(Saved entries)
○ ○ ○
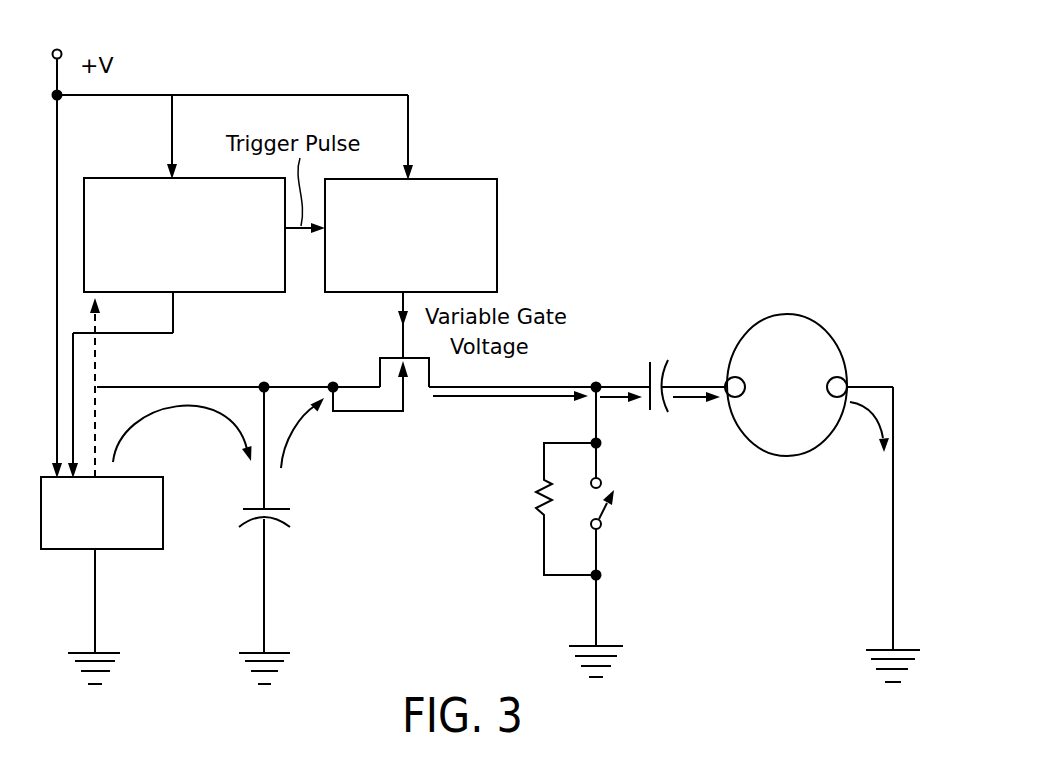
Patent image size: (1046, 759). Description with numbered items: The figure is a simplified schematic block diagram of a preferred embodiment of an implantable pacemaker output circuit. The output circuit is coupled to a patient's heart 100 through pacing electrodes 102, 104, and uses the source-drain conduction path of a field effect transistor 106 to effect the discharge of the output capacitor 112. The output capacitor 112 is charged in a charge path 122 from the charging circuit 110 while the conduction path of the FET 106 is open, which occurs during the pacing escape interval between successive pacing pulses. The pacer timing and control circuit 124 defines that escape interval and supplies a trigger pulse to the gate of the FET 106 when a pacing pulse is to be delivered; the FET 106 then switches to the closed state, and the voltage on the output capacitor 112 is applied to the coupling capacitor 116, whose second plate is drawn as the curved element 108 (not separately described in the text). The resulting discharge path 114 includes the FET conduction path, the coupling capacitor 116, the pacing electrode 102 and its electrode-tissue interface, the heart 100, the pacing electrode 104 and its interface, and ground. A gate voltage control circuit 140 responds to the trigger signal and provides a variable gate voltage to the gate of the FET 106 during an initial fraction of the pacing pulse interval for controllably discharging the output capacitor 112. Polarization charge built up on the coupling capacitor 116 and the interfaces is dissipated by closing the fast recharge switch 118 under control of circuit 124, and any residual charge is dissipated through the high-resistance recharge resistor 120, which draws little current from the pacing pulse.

The heart 100 is at (785, 457).
The pacing electrode 102 is at (727, 382).
The pacing electrode 104 is at (848, 386).
The field effect transistor 106 is at (417, 400).
The output coupling capacitor curved plate 108 is at (659, 410).
The charging circuit 110 is at (108, 549).
The output capacitor 112 is at (281, 525).
The discharge path 114 is at (537, 397).
The coupling capacitor 116 is at (645, 368).
The fast recharge switch 118 is at (603, 517).
The recharge resistor 120 is at (538, 488).
The charge path 122 is at (203, 405).
The pacer timing and control circuit 124 is at (100, 178).
The gate voltage control circuit 140 is at (452, 179).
○ ○ ○
● **Task instructions**:
Report how many lines of the listing contain the string "which", with case counting, and give only the number.

● **Task answer**:
1